◆ **Instruction**
Transcribe every line of the records verbatim.
○ ○ ○ ○
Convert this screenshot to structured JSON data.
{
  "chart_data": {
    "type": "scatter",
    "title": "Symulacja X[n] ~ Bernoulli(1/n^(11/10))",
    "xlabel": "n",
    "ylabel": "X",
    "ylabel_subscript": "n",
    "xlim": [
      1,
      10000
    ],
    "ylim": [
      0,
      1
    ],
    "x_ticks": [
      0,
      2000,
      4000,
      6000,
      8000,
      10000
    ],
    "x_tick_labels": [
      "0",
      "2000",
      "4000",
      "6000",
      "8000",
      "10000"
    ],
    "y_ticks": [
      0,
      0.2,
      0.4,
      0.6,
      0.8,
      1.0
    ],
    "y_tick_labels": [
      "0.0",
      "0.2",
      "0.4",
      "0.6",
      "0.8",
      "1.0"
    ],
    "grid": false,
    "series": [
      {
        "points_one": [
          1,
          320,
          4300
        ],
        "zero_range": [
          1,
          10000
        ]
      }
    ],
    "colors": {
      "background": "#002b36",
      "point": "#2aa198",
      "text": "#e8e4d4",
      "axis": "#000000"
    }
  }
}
○ ○ ○ ○
◆ **Task response**
Convert this screenshot to structured JSON data.
{
  "chart_data": {
    "type": "scatter",
    "title": "Symulacja X[n] ~ Bernoulli(1/n^(11/10))",
    "xlabel": "n",
    "ylabel": "X",
    "ylabel_subscript": "n",
    "xlim": [
      1,
      10000
    ],
    "ylim": [
      0,
      1
    ],
    "x_ticks": [
      0,
      2000,
      4000,
      6000,
      8000,
      10000
    ],
    "x_tick_labels": [
      "0",
      "2000",
      "4000",
      "6000",
      "8000",
      "10000"
    ],
    "y_ticks": [
      0,
      0.2,
      0.4,
      0.6,
      0.8,
      1.0
    ],
    "y_tick_labels": [
      "0.0",
      "0.2",
      "0.4",
      "0.6",
      "0.8",
      "1.0"
    ],
    "grid": false,
    "series": [
      {
        "points_one": [
          1,
          320,
          4300
        ],
        "zero_range": [
          1,
          10000
        ]
      }
    ],
    "colors": {
      "background": "#002b36",
      "point": "#2aa198",
      "text": "#e8e4d4",
      "axis": "#000000"
    }
  }
}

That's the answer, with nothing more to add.